## Your instructions
Retype every entry below character for character, omitting the pictures from your answer.

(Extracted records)
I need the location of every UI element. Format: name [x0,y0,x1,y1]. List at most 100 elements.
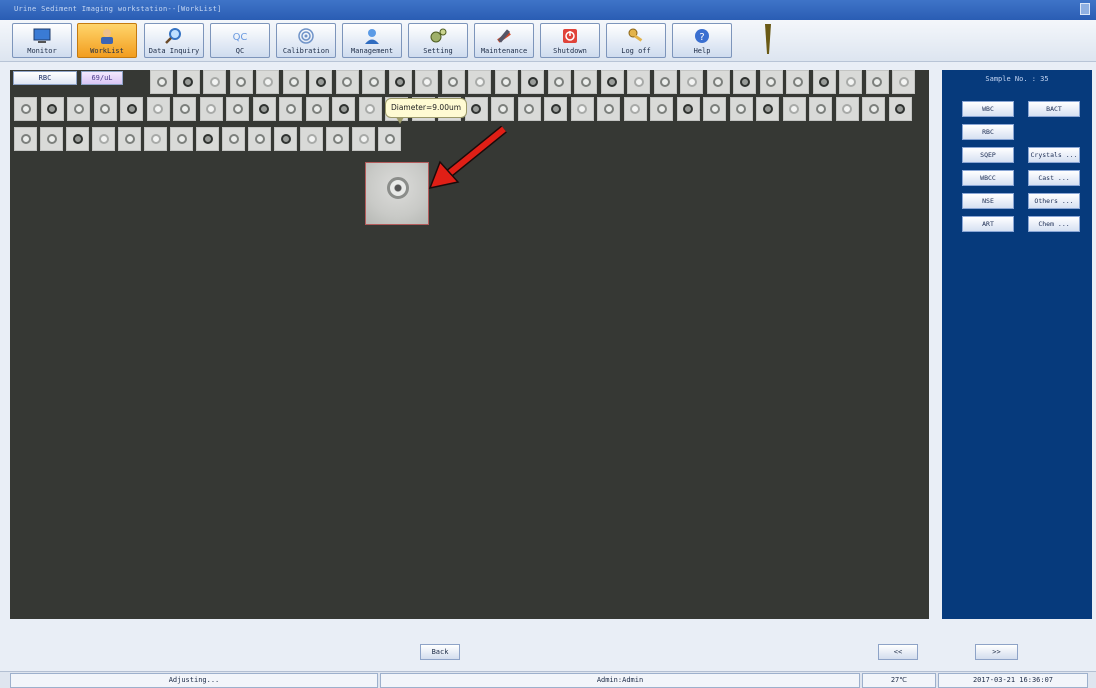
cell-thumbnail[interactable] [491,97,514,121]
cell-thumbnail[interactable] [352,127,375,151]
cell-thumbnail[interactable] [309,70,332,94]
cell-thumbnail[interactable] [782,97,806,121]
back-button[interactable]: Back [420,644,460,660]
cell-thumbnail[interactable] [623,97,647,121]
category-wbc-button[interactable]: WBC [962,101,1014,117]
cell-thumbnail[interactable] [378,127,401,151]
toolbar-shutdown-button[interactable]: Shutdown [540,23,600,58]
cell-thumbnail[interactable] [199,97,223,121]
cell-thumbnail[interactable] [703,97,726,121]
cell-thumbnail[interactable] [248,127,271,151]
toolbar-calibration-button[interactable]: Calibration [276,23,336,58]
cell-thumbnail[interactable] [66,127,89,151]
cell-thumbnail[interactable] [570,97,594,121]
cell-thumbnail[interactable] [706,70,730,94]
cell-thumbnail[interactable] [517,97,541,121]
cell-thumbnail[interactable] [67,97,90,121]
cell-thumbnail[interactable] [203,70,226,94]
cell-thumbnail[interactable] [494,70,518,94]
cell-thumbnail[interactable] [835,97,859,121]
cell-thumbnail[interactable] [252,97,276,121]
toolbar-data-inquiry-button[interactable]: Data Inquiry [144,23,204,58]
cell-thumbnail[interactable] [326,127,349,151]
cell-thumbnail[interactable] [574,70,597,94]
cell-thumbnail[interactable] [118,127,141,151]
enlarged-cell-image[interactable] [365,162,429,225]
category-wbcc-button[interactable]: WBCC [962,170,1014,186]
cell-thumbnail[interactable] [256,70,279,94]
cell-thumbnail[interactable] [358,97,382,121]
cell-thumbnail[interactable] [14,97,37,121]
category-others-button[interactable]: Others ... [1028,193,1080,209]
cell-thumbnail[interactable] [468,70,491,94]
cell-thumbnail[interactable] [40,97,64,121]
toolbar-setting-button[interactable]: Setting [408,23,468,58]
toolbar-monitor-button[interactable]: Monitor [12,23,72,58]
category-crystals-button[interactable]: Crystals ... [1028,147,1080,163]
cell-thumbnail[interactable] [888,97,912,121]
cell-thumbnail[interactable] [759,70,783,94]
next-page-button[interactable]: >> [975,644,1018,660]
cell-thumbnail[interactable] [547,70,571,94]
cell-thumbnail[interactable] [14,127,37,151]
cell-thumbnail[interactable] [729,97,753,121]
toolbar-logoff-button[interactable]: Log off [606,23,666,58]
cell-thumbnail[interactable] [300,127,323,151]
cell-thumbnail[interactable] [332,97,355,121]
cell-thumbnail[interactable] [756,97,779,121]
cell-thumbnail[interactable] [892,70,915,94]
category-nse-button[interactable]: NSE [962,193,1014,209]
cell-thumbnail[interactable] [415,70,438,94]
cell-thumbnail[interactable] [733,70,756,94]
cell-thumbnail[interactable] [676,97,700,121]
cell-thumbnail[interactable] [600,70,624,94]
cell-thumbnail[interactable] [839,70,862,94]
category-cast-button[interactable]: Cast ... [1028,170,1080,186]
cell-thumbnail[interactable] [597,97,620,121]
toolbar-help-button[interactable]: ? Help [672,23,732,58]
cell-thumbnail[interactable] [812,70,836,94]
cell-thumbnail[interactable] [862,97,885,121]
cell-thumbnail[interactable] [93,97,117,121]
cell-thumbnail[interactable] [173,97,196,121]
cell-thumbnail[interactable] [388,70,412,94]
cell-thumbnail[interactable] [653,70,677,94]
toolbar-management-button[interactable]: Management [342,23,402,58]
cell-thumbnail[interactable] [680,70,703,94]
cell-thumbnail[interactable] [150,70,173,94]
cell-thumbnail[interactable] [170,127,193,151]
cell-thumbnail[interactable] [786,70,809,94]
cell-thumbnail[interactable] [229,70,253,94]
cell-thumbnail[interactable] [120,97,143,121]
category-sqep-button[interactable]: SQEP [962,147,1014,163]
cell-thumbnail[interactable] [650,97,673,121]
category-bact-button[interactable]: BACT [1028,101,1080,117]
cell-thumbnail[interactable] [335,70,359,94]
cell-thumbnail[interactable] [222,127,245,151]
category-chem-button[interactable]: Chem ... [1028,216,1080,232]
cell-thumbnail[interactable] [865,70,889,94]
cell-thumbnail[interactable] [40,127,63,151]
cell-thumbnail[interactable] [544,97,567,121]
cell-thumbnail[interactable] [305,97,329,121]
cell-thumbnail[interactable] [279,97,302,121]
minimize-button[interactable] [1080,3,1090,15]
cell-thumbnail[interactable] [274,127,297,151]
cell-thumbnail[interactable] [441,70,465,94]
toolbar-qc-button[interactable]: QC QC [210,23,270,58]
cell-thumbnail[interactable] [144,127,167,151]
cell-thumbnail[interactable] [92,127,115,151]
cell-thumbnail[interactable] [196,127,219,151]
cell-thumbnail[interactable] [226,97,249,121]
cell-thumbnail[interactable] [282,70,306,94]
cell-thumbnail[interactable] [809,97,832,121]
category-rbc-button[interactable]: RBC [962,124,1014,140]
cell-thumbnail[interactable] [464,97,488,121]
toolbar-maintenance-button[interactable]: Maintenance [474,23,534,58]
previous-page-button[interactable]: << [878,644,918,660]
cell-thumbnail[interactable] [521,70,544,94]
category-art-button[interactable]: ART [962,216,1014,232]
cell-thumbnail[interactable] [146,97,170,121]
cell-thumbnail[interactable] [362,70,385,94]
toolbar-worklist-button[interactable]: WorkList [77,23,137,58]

## Reply to the exercise
I need the location of every UI element. Format: name [x0,y0,x1,y1]. List at most 100 elements.
cell-thumbnail[interactable] [491,97,514,121]
cell-thumbnail[interactable] [352,127,375,151]
cell-thumbnail[interactable] [309,70,332,94]
cell-thumbnail[interactable] [782,97,806,121]
back-button[interactable]: Back [420,644,460,660]
cell-thumbnail[interactable] [623,97,647,121]
category-wbc-button[interactable]: WBC [962,101,1014,117]
cell-thumbnail[interactable] [378,127,401,151]
toolbar-shutdown-button[interactable]: Shutdown [540,23,600,58]
cell-thumbnail[interactable] [199,97,223,121]
cell-thumbnail[interactable] [703,97,726,121]
cell-thumbnail[interactable] [248,127,271,151]
toolbar-calibration-button[interactable]: Calibration [276,23,336,58]
cell-thumbnail[interactable] [66,127,89,151]
cell-thumbnail[interactable] [570,97,594,121]
cell-thumbnail[interactable] [706,70,730,94]
cell-thumbnail[interactable] [517,97,541,121]
cell-thumbnail[interactable] [67,97,90,121]
cell-thumbnail[interactable] [203,70,226,94]
cell-thumbnail[interactable] [494,70,518,94]
cell-thumbnail[interactable] [835,97,859,121]
cell-thumbnail[interactable] [252,97,276,121]
toolbar-data-inquiry-button[interactable]: Data Inquiry [144,23,204,58]
cell-thumbnail[interactable] [326,127,349,151]
cell-thumbnail[interactable] [574,70,597,94]
cell-thumbnail[interactable] [118,127,141,151]
enlarged-cell-image[interactable] [365,162,429,225]
category-wbcc-button[interactable]: WBCC [962,170,1014,186]
cell-thumbnail[interactable] [256,70,279,94]
cell-thumbnail[interactable] [358,97,382,121]
cell-thumbnail[interactable] [14,97,37,121]
category-others-button[interactable]: Others ... [1028,193,1080,209]
cell-thumbnail[interactable] [468,70,491,94]
cell-thumbnail[interactable] [40,97,64,121]
toolbar-setting-button[interactable]: Setting [408,23,468,58]
toolbar-monitor-button[interactable]: Monitor [12,23,72,58]
category-crystals-button[interactable]: Crystals ... [1028,147,1080,163]
cell-thumbnail[interactable] [888,97,912,121]
cell-thumbnail[interactable] [759,70,783,94]
next-page-button[interactable]: >> [975,644,1018,660]
cell-thumbnail[interactable] [547,70,571,94]
cell-thumbnail[interactable] [14,127,37,151]
cell-thumbnail[interactable] [729,97,753,121]
toolbar-logoff-button[interactable]: Log off [606,23,666,58]
cell-thumbnail[interactable] [300,127,323,151]
cell-thumbnail[interactable] [332,97,355,121]
cell-thumbnail[interactable] [756,97,779,121]
cell-thumbnail[interactable] [892,70,915,94]
category-nse-button[interactable]: NSE [962,193,1014,209]
cell-thumbnail[interactable] [415,70,438,94]
cell-thumbnail[interactable] [733,70,756,94]
cell-thumbnail[interactable] [676,97,700,121]
cell-thumbnail[interactable] [600,70,624,94]
cell-thumbnail[interactable] [839,70,862,94]
category-cast-button[interactable]: Cast ... [1028,170,1080,186]
cell-thumbnail[interactable] [597,97,620,121]
toolbar-help-button[interactable]: ? Help [672,23,732,58]
cell-thumbnail[interactable] [812,70,836,94]
cell-thumbnail[interactable] [862,97,885,121]
cell-thumbnail[interactable] [93,97,117,121]
cell-thumbnail[interactable] [173,97,196,121]
cell-thumbnail[interactable] [388,70,412,94]
cell-thumbnail[interactable] [653,70,677,94]
toolbar-management-button[interactable]: Management [342,23,402,58]
cell-thumbnail[interactable] [680,70,703,94]
cell-thumbnail[interactable] [150,70,173,94]
cell-thumbnail[interactable] [170,127,193,151]
cell-thumbnail[interactable] [786,70,809,94]
cell-thumbnail[interactable] [229,70,253,94]
cell-thumbnail[interactable] [120,97,143,121]
category-sqep-button[interactable]: SQEP [962,147,1014,163]
cell-thumbnail[interactable] [650,97,673,121]
category-bact-button[interactable]: BACT [1028,101,1080,117]
cell-thumbnail[interactable] [335,70,359,94]
cell-thumbnail[interactable] [222,127,245,151]
category-chem-button[interactable]: Chem ... [1028,216,1080,232]
cell-thumbnail[interactable] [865,70,889,94]
cell-thumbnail[interactable] [40,127,63,151]
cell-thumbnail[interactable] [544,97,567,121]
cell-thumbnail[interactable] [305,97,329,121]
cell-thumbnail[interactable] [279,97,302,121]
minimize-button[interactable] [1080,3,1090,15]
cell-thumbnail[interactable] [274,127,297,151]
cell-thumbnail[interactable] [441,70,465,94]
toolbar-qc-button[interactable]: QC QC [210,23,270,58]
cell-thumbnail[interactable] [144,127,167,151]
cell-thumbnail[interactable] [92,127,115,151]
cell-thumbnail[interactable] [196,127,219,151]
cell-thumbnail[interactable] [226,97,249,121]
cell-thumbnail[interactable] [282,70,306,94]
cell-thumbnail[interactable] [809,97,832,121]
category-rbc-button[interactable]: RBC [962,124,1014,140]
cell-thumbnail[interactable] [464,97,488,121]
toolbar-maintenance-button[interactable]: Maintenance [474,23,534,58]
previous-page-button[interactable]: << [878,644,918,660]
cell-thumbnail[interactable] [521,70,544,94]
category-art-button[interactable]: ART [962,216,1014,232]
cell-thumbnail[interactable] [146,97,170,121]
cell-thumbnail[interactable] [362,70,385,94]
toolbar-worklist-button[interactable]: WorkList [77,23,137,58]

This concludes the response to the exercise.